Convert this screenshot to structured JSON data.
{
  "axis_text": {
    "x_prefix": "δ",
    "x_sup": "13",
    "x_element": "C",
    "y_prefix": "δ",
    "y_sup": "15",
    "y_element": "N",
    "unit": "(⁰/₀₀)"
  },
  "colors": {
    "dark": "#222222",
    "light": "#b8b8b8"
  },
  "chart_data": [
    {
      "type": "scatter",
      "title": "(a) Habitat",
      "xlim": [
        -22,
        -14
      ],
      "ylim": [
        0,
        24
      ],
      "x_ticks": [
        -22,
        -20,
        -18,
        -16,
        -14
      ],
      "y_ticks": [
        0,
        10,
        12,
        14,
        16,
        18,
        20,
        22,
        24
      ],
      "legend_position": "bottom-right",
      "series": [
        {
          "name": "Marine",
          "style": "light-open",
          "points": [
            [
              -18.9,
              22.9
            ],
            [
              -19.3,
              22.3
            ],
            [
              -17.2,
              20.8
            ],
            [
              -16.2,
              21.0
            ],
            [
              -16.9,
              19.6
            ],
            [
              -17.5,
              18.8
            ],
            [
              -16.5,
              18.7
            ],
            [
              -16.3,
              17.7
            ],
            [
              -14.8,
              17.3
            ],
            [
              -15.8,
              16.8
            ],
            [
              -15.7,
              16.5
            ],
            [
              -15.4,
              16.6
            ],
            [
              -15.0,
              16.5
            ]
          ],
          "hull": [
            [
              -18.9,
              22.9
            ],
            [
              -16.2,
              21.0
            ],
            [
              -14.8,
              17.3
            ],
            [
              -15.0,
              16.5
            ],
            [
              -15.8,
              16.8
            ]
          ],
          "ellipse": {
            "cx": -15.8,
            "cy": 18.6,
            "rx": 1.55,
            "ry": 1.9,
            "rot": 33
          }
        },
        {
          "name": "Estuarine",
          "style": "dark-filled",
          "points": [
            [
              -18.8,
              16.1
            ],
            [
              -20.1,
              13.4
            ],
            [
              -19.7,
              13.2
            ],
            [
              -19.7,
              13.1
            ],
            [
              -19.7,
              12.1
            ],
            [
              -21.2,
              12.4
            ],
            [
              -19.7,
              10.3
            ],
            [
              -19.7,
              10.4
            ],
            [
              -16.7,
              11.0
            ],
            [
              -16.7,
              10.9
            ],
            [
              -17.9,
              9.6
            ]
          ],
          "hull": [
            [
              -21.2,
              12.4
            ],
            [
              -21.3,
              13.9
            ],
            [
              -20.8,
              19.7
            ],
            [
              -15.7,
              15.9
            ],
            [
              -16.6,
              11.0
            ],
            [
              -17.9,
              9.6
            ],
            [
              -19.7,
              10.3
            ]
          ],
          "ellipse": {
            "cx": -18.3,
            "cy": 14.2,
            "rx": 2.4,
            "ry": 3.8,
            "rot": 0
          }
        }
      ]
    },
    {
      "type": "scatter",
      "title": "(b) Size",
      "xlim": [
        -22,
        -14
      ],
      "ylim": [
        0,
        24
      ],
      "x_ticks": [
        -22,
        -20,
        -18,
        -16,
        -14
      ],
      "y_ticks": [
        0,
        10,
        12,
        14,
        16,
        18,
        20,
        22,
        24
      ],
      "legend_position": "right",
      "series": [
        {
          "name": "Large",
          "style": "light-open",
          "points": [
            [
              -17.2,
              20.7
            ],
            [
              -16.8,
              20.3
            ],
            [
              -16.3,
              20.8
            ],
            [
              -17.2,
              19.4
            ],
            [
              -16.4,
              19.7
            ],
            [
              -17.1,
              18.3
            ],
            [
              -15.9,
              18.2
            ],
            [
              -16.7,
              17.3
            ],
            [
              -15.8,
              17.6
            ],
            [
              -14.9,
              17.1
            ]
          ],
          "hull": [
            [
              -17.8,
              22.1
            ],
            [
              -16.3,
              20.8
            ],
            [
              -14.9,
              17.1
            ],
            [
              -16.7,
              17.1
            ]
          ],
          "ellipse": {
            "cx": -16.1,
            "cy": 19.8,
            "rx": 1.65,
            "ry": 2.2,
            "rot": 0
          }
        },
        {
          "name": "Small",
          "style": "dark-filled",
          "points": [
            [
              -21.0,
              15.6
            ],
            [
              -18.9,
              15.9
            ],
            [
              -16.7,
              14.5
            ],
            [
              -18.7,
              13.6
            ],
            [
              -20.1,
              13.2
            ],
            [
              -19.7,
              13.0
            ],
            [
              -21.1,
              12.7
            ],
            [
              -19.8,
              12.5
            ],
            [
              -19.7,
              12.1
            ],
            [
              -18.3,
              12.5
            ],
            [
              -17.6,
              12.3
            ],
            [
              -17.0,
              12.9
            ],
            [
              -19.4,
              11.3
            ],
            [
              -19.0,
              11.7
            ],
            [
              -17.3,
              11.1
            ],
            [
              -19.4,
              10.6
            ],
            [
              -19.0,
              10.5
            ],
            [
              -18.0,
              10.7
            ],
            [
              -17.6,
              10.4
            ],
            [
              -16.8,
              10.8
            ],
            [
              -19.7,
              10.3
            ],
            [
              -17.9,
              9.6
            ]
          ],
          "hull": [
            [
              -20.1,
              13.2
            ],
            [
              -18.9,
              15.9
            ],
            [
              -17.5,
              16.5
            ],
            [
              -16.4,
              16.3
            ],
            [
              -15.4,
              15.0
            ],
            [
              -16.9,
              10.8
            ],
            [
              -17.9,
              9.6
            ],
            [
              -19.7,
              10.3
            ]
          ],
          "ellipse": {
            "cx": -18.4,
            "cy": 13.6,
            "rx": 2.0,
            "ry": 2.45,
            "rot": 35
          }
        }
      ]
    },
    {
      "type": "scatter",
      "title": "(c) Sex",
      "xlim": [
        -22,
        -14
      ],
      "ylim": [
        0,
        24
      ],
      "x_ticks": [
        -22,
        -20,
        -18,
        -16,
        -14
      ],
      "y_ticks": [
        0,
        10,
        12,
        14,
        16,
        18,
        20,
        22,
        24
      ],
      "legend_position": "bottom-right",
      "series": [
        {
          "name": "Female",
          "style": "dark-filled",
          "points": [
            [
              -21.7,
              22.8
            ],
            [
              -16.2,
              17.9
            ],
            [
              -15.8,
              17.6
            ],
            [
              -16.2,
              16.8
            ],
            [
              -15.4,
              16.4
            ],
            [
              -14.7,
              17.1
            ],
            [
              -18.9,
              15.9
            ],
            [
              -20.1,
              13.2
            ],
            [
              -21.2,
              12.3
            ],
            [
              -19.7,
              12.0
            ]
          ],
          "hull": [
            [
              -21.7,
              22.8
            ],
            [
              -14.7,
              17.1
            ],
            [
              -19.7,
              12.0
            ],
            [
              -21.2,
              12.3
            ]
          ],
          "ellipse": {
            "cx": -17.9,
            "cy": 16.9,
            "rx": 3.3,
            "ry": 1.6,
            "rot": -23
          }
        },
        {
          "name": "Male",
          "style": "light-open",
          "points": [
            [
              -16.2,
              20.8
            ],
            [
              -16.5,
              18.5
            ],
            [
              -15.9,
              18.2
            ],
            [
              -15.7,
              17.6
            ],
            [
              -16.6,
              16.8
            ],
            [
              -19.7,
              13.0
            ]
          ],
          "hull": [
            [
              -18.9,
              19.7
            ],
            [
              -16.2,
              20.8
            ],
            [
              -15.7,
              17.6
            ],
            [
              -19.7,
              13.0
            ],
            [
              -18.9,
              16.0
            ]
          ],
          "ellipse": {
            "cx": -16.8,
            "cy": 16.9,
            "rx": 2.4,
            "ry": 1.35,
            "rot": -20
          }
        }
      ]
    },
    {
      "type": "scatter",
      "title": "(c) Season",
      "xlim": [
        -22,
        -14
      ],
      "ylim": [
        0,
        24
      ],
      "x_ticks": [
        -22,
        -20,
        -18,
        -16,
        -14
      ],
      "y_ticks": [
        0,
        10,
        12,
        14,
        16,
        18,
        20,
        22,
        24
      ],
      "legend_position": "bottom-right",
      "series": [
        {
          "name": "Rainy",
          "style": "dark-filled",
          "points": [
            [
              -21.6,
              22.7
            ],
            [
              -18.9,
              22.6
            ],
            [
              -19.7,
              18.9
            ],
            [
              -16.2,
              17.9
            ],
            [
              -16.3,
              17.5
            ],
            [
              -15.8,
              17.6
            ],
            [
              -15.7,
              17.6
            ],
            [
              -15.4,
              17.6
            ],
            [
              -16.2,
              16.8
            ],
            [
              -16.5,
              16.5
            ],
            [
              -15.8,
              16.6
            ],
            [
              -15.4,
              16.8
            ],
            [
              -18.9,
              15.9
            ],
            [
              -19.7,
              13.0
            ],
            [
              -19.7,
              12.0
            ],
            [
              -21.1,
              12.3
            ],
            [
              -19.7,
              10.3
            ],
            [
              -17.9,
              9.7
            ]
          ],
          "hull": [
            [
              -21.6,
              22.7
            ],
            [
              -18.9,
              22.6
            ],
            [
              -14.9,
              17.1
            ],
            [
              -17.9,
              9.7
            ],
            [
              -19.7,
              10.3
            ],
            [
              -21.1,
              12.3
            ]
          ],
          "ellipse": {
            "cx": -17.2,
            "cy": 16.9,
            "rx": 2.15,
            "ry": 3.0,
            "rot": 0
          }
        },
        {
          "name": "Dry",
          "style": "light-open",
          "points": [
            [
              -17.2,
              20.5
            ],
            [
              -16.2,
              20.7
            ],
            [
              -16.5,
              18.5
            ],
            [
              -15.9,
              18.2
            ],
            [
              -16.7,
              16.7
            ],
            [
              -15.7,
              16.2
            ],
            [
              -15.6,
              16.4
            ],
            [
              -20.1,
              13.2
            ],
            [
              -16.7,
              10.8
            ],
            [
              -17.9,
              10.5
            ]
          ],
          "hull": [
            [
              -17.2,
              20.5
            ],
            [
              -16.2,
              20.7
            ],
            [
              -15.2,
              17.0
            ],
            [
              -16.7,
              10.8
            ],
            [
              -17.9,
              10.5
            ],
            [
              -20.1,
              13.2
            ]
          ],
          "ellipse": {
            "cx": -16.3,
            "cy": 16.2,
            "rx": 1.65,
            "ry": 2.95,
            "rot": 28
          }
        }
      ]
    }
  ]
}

### Problem requirements
Give the number of lines in the data that contain "name", with no other words.

### Answer to the task
8